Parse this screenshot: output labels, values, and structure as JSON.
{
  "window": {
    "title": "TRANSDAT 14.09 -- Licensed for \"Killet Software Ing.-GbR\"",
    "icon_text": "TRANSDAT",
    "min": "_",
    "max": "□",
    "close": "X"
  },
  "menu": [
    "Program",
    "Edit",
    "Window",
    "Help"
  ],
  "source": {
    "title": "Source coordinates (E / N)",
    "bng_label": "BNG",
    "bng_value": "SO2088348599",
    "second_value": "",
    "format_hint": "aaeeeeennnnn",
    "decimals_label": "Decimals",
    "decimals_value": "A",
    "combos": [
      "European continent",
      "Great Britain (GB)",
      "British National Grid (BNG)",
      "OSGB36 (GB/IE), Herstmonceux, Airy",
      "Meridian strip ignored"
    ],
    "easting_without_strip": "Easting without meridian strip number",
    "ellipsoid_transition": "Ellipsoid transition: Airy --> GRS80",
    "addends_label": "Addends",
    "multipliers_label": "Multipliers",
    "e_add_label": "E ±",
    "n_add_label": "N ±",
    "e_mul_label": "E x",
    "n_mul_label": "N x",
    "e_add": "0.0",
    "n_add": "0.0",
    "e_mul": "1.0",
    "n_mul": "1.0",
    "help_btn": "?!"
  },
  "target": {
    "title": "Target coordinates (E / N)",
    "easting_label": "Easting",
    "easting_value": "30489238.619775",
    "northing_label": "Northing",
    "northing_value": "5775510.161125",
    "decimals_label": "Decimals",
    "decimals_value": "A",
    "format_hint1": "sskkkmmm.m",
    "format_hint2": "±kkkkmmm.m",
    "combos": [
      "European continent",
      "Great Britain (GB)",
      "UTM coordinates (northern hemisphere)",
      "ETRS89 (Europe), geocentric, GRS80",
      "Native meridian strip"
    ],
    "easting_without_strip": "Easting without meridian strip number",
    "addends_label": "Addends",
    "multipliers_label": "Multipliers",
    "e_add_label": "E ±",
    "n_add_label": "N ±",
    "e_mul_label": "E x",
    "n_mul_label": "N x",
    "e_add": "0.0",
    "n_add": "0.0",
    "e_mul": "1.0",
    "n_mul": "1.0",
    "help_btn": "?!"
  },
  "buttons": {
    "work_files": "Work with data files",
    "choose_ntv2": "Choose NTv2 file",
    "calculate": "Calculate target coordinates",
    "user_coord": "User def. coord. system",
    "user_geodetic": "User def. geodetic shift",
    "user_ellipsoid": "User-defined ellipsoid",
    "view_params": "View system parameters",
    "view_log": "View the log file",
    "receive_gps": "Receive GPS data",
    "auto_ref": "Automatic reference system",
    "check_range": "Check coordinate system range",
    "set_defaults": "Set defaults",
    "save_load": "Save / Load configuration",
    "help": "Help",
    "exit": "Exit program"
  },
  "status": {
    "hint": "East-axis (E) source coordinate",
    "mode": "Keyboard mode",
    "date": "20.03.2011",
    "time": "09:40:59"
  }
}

• • • • • • •

**GOAL**
Output all records verbatim.

**FINAL ANSWER**
Parse this screenshot: output labels, values, and structure as JSON.
{
  "window": {
    "title": "TRANSDAT 14.09 -- Licensed for \"Killet Software Ing.-GbR\"",
    "icon_text": "TRANSDAT",
    "min": "_",
    "max": "□",
    "close": "X"
  },
  "menu": [
    "Program",
    "Edit",
    "Window",
    "Help"
  ],
  "source": {
    "title": "Source coordinates (E / N)",
    "bng_label": "BNG",
    "bng_value": "SO2088348599",
    "second_value": "",
    "format_hint": "aaeeeeennnnn",
    "decimals_label": "Decimals",
    "decimals_value": "A",
    "combos": [
      "European continent",
      "Great Britain (GB)",
      "British National Grid (BNG)",
      "OSGB36 (GB/IE), Herstmonceux, Airy",
      "Meridian strip ignored"
    ],
    "easting_without_strip": "Easting without meridian strip number",
    "ellipsoid_transition": "Ellipsoid transition: Airy --> GRS80",
    "addends_label": "Addends",
    "multipliers_label": "Multipliers",
    "e_add_label": "E ±",
    "n_add_label": "N ±",
    "e_mul_label": "E x",
    "n_mul_label": "N x",
    "e_add": "0.0",
    "n_add": "0.0",
    "e_mul": "1.0",
    "n_mul": "1.0",
    "help_btn": "?!"
  },
  "target": {
    "title": "Target coordinates (E / N)",
    "easting_label": "Easting",
    "easting_value": "30489238.619775",
    "northing_label": "Northing",
    "northing_value": "5775510.161125",
    "decimals_label": "Decimals",
    "decimals_value": "A",
    "format_hint1": "sskkkmmm.m",
    "format_hint2": "±kkkkmmm.m",
    "combos": [
      "European continent",
      "Great Britain (GB)",
      "UTM coordinates (northern hemisphere)",
      "ETRS89 (Europe), geocentric, GRS80",
      "Native meridian strip"
    ],
    "easting_without_strip": "Easting without meridian strip number",
    "addends_label": "Addends",
    "multipliers_label": "Multipliers",
    "e_add_label": "E ±",
    "n_add_label": "N ±",
    "e_mul_label": "E x",
    "n_mul_label": "N x",
    "e_add": "0.0",
    "n_add": "0.0",
    "e_mul": "1.0",
    "n_mul": "1.0",
    "help_btn": "?!"
  },
  "buttons": {
    "work_files": "Work with data files",
    "choose_ntv2": "Choose NTv2 file",
    "calculate": "Calculate target coordinates",
    "user_coord": "User def. coord. system",
    "user_geodetic": "User def. geodetic shift",
    "user_ellipsoid": "User-defined ellipsoid",
    "view_params": "View system parameters",
    "view_log": "View the log file",
    "receive_gps": "Receive GPS data",
    "auto_ref": "Automatic reference system",
    "check_range": "Check coordinate system range",
    "set_defaults": "Set defaults",
    "save_load": "Save / Load configuration",
    "help": "Help",
    "exit": "Exit program"
  },
  "status": {
    "hint": "East-axis (E) source coordinate",
    "mode": "Keyboard mode",
    "date": "20.03.2011",
    "time": "09:40:59"
  }
}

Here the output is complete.